(Problems to work on)
**A)** Decide whether each statement agrees with the mlx5 subfunction cover letter, answering yes or no and quoting the deciding words: (i) the series was posted on 12 November 2020; (ii) Patches 1 to 6 implement the mlx5 pieces for SF support; (iii) the patchset is the first user of the proposed auxiliary bus.
**B)** Rewrite everything in the mlx5 subfunction cover letter from "This series introduces" down to "[1] and [2].", swapping "auxiliary bus" for "virtual bus".

··· Page excerpt ···

Netdev Archive on lore.kernel.org
 help / color / Atom feed
From: Parav Pandit <parav@nvidia.com>
To: <netdev@vger.kernel.org>, <linux-rdma@vger.kernel.org>,
	<gregkh@linuxfoundation.org>
Cc: <jiri@nvidia.com>, <jgg@nvidia.com>, <dledford@redhat.com>,
	<leonro@nvidia.com>, <saeedm@nvidia.com>, <kuba@kernel.org>,
	<davem@davemloft.net>, Parav Pandit <parav@nvidia.com>
Subject: [PATCH net-next 00/13] Add mlx5 subfunction support
Date: Thu, 12 Nov 2020 21:24:10 +0200
Message-ID: <20201112192424.2742-1-parav@nvidia.com> (raw)

Hi Dave, Jakub, Greg,

This series introduces support for mlx5 subfunction (SF).
A subfunction is a portion of a PCI device that supports multiple
classes of devices such as netdev, RDMA and more.

This patchset is based on Leon's series [3].
It is a third user of proposed auxiliary bus [4].

Subfunction support is discussed in detail in RFC [1] and [2].
RFC [1] and extension [2] describes requirements, design, and proposed
plumbing using devlink, auxiliary bus and sysfs for systemd/udev
support.

Patch summary:
--------------
Patch 1 to 6 prepares devlink:
Patch-1 prepares code to handle multiple port function attributes
Patch-2 introduces devlink pcisf port flavour similar to pcipf and pcivf
Patch-3 adds port add and delete driver callbacks
Patch-4 adds port function state get and set callbacks
Patch-5 refactors devlink to avoid using global mutext
Patch-6 uses refcount to allow creating devlink instance from existing
one
Patch 7 to 13 implements mlx5 pieces for SF support.
Patch-7 adds SF auxiliary device
Patch-8 adds SF auxiliary driver
Patch-9 prepares eswitch to handler SF vport
PAtch-10 adds eswitch helpers to add/remove SF vport
Patch-11 adds SF device configuration commands
Patch-12 implements devlink port add/del callbacks
Patch-13 implements devlink port function get/set callbacks

More on SF plumbing below.

overview:
--------
A subfunction can be created and deleted by a user using devlink port
add/delete interface.

A subfunction can be configured using devlink port function attributes
before its activated.

··· Data segment ···

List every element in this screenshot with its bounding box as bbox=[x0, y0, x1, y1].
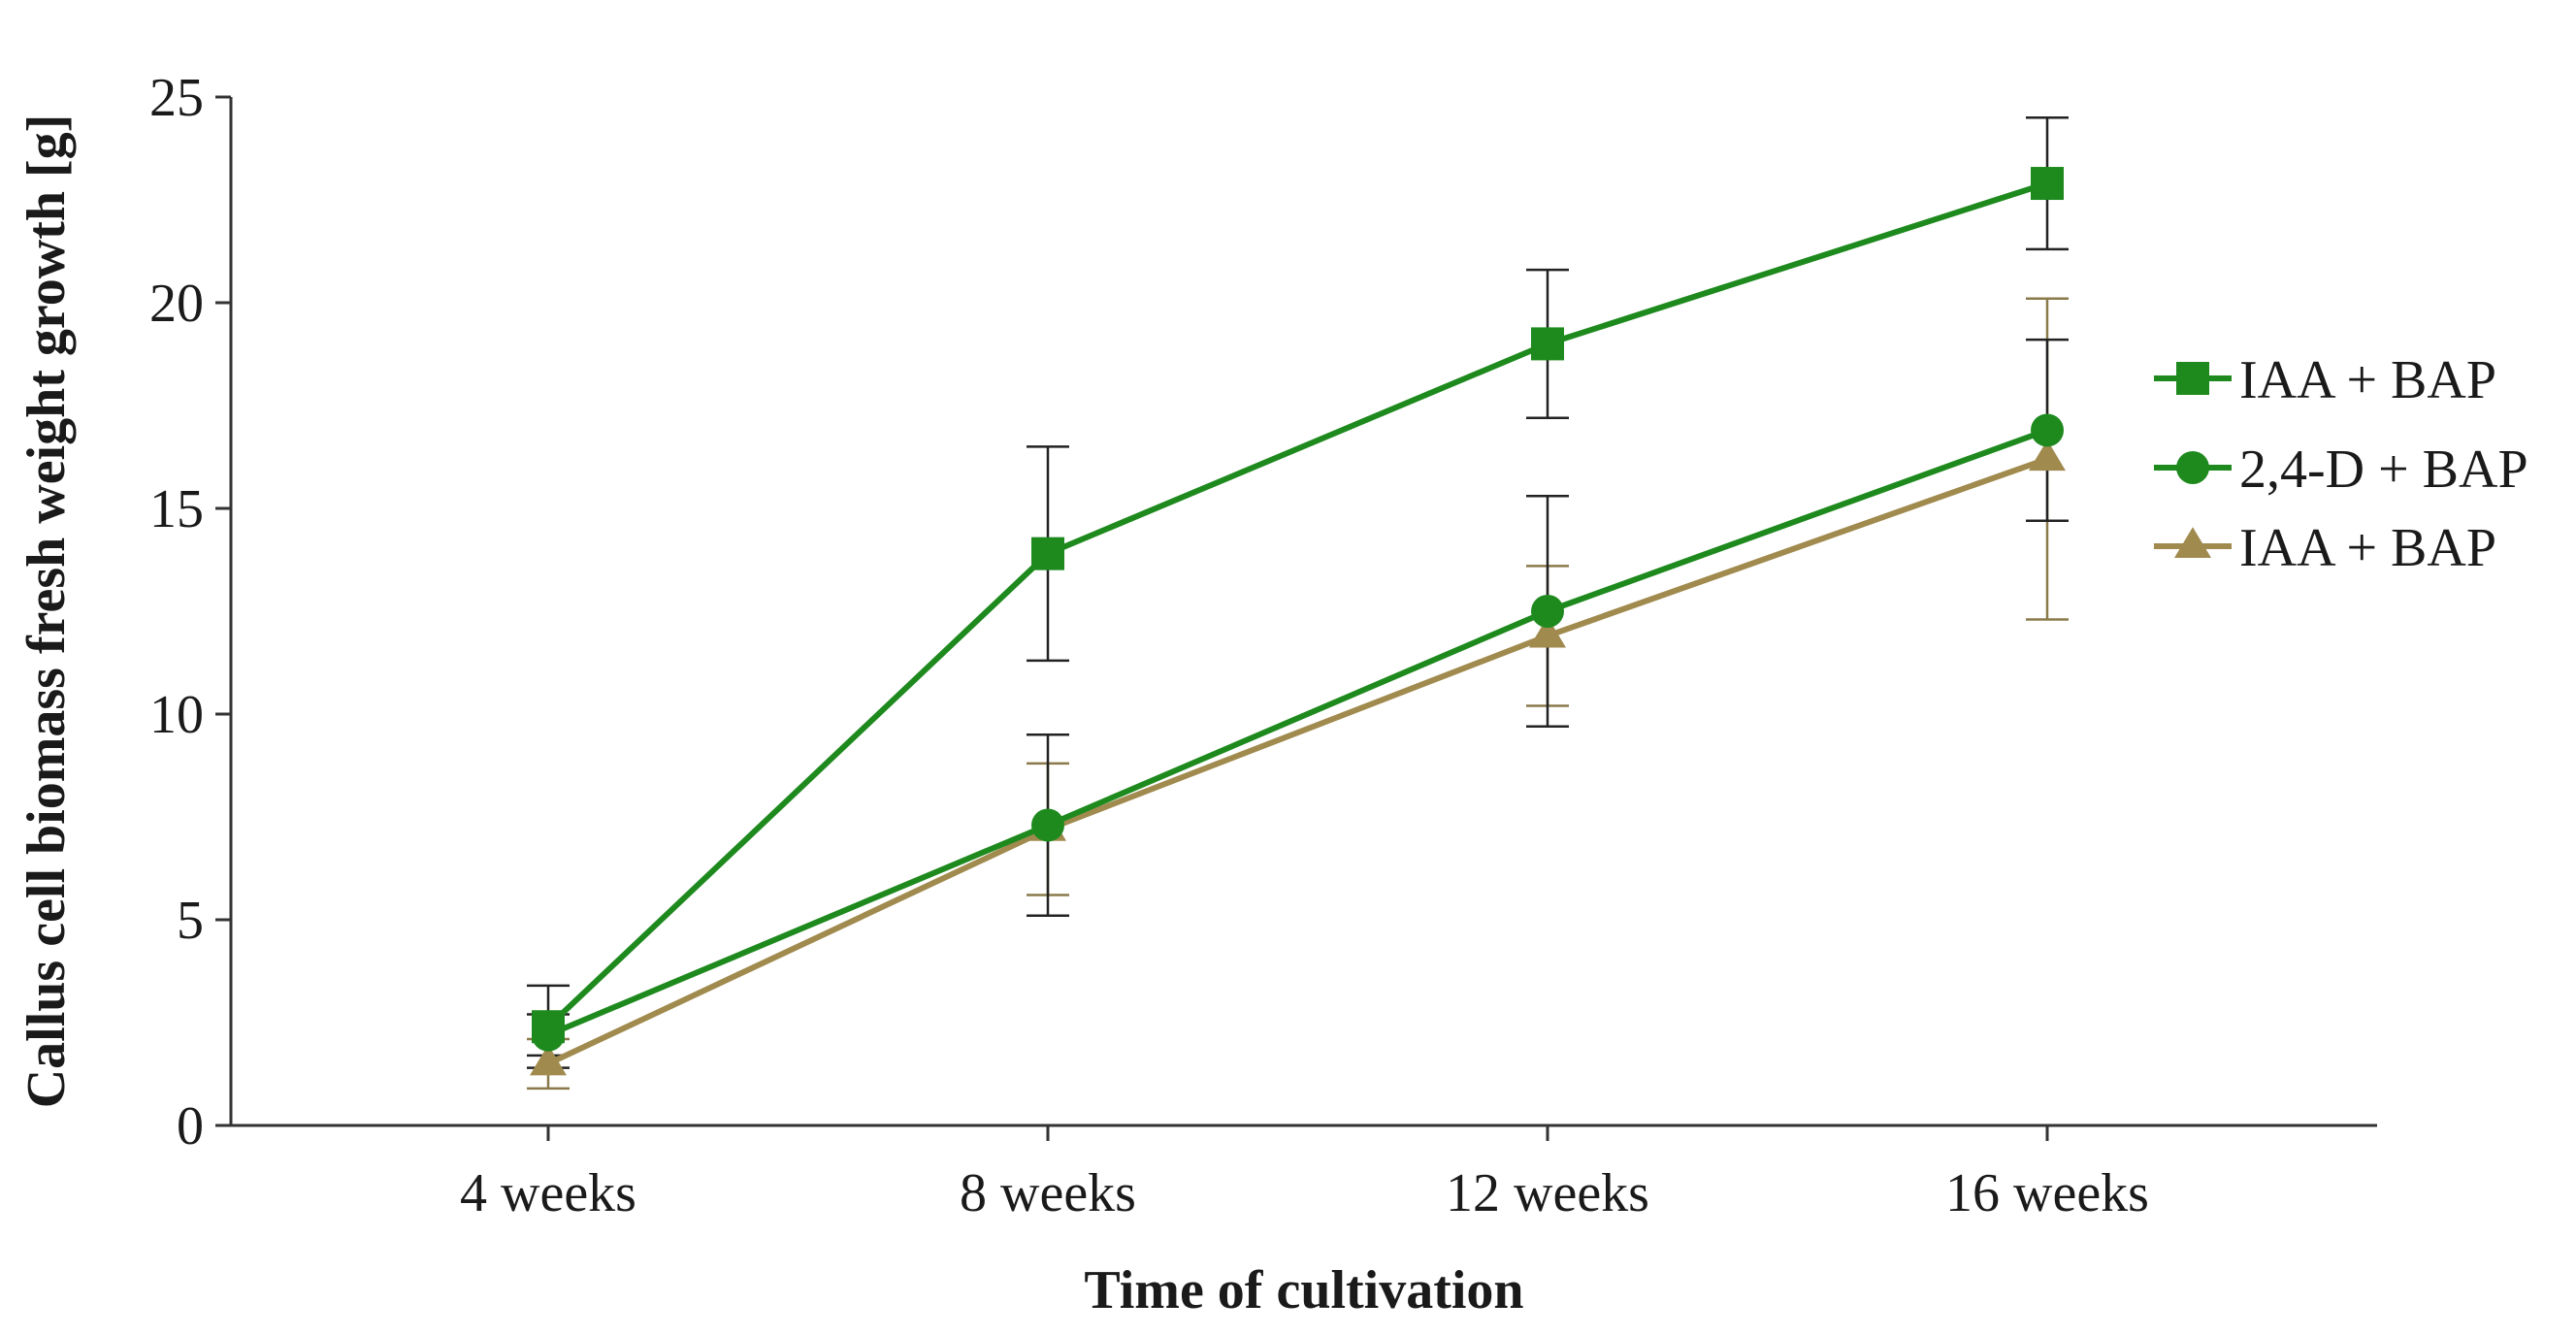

···

(Replies)
**A)**
(i) Yes: "Thu, 12 Nov 2020 21:24:10 +0200"
(ii) No: "Patch 1 to 6 prepares devlink:"
(iii) No: "It is a third user of proposed auxiliary bus [4]."

**B)**
This series introduces support for mlx5 subfunction (SF).
A subfunction is a portion of a PCI device that supports multiple
classes of devices such as netdev, RDMA and more.

This patchset is based on Leon's series [3].
It is a third user of proposed virtual bus [4].

Subfunction support is discussed in detail in RFC [1] and [2].